What to do: Find the lines below that contain the string "จะบรรจ". Copy each one.

begin Dataset extract

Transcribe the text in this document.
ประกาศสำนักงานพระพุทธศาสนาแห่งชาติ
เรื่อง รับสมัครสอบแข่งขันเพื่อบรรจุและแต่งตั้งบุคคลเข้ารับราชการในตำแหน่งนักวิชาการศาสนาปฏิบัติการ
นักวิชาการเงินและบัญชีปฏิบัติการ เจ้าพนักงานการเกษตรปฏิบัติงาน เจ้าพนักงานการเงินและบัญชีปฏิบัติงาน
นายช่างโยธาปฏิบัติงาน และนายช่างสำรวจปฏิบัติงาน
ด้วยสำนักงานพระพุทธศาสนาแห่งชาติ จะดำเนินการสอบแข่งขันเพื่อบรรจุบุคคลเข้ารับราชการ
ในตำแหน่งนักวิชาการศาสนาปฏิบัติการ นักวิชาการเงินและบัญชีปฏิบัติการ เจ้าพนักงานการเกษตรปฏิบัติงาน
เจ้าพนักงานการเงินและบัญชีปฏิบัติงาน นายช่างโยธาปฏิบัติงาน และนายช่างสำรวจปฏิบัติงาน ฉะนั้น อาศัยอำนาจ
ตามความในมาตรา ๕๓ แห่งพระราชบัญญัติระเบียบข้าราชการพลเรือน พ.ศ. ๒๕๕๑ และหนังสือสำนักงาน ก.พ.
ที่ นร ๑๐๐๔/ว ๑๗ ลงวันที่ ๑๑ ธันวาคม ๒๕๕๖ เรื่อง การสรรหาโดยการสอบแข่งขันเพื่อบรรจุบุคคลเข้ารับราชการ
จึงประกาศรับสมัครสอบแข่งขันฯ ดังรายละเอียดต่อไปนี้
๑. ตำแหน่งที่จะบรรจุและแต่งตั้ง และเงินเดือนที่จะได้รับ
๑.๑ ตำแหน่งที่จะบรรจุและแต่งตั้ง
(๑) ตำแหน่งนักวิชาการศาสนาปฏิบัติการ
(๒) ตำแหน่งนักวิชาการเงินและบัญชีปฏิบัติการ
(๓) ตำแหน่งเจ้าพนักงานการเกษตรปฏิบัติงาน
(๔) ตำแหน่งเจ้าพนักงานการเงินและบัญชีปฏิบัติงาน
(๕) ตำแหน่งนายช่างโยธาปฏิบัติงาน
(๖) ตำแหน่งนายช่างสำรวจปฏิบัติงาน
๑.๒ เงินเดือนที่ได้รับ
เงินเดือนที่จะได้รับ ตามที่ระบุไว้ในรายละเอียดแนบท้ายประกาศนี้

end Dataset extract
begin Dataset extract

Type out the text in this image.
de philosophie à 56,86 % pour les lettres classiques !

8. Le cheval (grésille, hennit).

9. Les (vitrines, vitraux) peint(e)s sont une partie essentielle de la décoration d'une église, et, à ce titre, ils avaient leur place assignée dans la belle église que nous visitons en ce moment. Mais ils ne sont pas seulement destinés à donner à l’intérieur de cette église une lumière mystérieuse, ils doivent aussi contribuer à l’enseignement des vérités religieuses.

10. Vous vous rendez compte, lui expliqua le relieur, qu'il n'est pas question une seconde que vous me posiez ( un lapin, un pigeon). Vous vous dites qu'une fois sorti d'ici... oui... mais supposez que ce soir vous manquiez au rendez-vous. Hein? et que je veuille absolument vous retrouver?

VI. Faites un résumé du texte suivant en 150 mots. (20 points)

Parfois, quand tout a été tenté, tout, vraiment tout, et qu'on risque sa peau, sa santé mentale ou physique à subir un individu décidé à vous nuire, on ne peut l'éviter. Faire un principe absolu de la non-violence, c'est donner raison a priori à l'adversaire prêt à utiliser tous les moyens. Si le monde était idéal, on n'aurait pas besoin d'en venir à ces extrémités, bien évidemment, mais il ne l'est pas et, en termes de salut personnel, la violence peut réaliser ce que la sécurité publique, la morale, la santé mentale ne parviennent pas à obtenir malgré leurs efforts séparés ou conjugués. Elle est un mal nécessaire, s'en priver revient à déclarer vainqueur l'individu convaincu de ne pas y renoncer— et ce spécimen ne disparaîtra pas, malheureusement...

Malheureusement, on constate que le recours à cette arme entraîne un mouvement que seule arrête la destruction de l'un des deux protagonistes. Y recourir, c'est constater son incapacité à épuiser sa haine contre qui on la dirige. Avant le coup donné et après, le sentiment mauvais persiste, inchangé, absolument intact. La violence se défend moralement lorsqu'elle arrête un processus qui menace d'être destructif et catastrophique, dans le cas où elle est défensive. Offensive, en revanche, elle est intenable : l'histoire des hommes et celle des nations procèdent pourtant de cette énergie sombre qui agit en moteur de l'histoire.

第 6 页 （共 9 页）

end Dataset extract
begin Dataset extract

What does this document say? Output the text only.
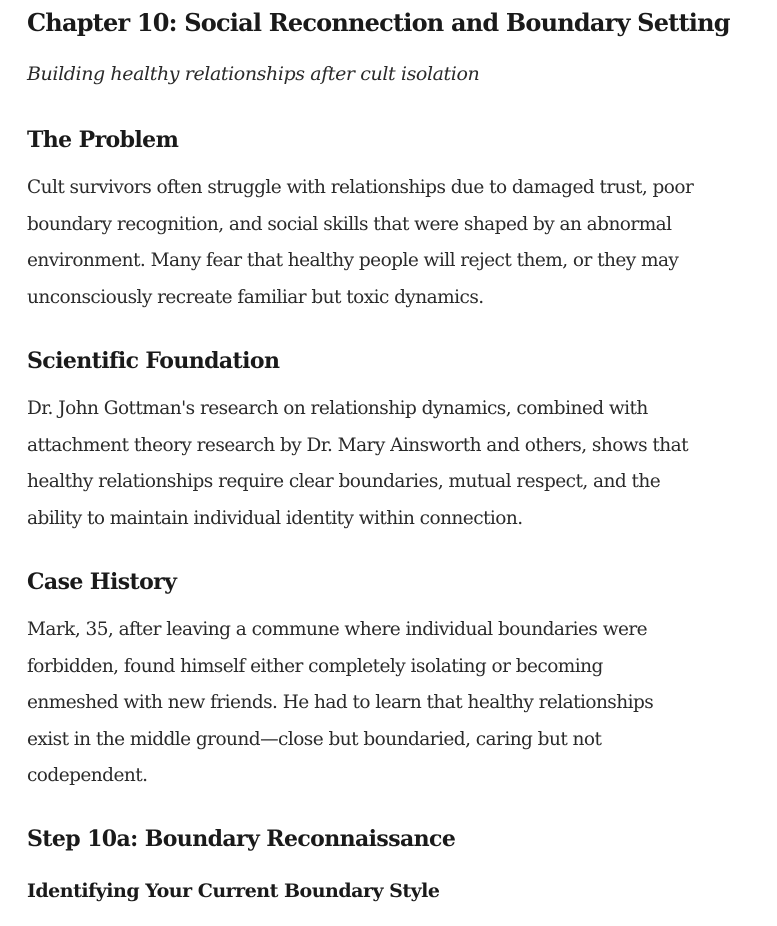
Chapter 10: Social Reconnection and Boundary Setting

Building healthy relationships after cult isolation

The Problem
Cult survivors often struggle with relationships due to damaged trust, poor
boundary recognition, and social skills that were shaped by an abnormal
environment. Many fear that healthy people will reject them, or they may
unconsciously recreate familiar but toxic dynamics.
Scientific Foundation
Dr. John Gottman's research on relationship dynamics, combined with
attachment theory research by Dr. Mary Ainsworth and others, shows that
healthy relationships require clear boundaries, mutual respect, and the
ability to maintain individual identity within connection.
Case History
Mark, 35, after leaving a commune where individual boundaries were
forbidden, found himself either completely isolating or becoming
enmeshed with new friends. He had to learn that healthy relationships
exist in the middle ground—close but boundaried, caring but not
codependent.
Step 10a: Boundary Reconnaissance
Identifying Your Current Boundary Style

end Dataset extract

In response:
๑. ตำแหน่งที่จะบรรจุและแต่งตั้ง และเงินเดือนที่จะได้รับ
๑.๑ ตำแหน่งที่จะบรรจุและแต่งตั้ง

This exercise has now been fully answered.